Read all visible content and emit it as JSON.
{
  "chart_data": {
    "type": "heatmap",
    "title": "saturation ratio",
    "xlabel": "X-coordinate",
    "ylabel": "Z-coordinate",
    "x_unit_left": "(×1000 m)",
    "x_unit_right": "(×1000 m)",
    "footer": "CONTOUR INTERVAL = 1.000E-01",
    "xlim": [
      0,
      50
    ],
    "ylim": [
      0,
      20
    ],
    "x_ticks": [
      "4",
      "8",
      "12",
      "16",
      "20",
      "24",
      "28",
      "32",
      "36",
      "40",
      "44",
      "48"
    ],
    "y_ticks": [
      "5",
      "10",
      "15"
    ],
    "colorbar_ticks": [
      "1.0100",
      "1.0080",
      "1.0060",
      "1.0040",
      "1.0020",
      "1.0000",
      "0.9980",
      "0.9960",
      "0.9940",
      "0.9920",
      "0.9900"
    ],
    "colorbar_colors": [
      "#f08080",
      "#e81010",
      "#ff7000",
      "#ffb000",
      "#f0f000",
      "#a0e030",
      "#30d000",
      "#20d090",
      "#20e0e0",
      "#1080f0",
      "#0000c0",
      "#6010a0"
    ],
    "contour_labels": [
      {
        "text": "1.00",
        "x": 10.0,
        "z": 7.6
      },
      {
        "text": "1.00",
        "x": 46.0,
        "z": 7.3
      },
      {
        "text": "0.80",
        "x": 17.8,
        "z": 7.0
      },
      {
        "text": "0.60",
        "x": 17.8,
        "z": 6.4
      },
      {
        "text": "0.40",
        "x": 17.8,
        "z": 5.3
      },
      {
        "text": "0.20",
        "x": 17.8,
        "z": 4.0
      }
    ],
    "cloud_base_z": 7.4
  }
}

-----

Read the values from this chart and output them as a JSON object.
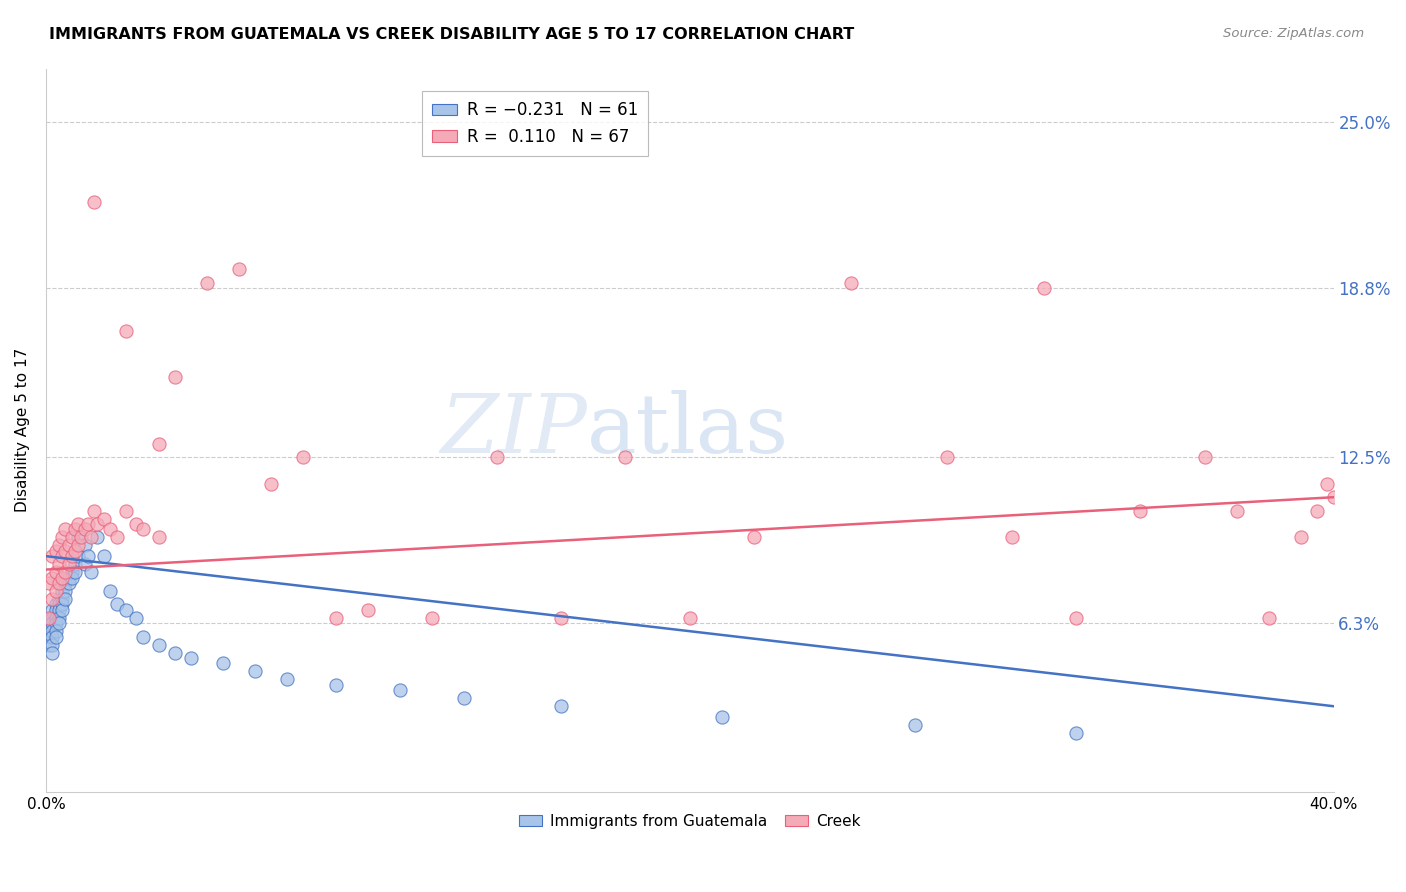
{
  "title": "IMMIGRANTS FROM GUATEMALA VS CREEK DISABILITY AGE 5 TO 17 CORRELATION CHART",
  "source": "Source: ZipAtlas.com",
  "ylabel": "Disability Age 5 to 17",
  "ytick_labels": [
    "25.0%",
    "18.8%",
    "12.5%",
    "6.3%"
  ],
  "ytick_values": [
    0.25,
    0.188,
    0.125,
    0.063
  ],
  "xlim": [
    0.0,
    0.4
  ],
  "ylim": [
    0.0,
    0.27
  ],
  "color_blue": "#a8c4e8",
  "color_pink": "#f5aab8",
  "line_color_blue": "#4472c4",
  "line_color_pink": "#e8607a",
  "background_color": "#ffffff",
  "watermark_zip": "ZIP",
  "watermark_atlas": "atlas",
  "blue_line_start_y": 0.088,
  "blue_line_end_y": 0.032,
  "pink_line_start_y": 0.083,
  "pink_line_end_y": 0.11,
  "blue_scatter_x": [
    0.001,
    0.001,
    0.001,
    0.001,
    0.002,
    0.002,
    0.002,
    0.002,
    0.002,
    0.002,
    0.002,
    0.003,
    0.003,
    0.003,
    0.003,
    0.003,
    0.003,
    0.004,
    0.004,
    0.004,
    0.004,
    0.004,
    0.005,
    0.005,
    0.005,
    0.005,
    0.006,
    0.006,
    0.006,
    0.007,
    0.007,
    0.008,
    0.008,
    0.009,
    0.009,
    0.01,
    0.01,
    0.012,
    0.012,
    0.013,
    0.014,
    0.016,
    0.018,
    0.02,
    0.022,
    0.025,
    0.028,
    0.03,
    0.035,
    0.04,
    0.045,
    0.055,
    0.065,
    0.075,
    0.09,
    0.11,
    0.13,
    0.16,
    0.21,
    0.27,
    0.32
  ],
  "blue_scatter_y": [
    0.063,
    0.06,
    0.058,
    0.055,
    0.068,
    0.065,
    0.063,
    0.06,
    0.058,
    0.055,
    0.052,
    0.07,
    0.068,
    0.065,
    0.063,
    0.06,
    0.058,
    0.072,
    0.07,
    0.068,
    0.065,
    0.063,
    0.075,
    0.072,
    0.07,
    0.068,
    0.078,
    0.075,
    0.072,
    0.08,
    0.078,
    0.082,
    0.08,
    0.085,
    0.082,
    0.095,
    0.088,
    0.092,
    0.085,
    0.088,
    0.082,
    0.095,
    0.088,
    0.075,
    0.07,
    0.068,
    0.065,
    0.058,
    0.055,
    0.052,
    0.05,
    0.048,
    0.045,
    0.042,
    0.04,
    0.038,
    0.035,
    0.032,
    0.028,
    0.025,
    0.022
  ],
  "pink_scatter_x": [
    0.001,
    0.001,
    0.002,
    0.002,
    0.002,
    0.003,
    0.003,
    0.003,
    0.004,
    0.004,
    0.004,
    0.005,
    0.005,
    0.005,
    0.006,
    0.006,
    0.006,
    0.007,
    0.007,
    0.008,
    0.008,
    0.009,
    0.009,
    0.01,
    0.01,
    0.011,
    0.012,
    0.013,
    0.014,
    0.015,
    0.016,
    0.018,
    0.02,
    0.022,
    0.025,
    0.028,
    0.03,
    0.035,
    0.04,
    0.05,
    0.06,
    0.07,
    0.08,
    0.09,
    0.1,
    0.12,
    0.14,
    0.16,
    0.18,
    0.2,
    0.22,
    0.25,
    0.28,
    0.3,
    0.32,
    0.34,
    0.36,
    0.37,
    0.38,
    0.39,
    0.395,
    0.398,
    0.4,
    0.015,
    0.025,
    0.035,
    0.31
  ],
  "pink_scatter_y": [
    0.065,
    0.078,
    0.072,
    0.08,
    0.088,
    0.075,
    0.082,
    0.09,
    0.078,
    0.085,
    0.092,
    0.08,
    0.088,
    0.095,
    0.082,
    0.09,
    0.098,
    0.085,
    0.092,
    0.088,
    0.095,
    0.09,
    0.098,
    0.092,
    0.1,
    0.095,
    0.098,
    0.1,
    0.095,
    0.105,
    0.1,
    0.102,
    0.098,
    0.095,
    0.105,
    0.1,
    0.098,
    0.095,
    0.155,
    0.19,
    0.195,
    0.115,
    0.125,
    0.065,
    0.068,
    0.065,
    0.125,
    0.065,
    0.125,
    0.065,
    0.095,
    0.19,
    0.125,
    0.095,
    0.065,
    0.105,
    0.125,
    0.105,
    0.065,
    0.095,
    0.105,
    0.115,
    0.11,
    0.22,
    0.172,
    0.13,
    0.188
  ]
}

-----

Do this -
Take every line above carrying "title" and return it.

Written response -
    "title": "saturation ratio",
  "title": "IMMIGRANTS FROM GUATEMALA VS CREEK DISABILITY AGE 5 TO 17 CORRELATION CHART",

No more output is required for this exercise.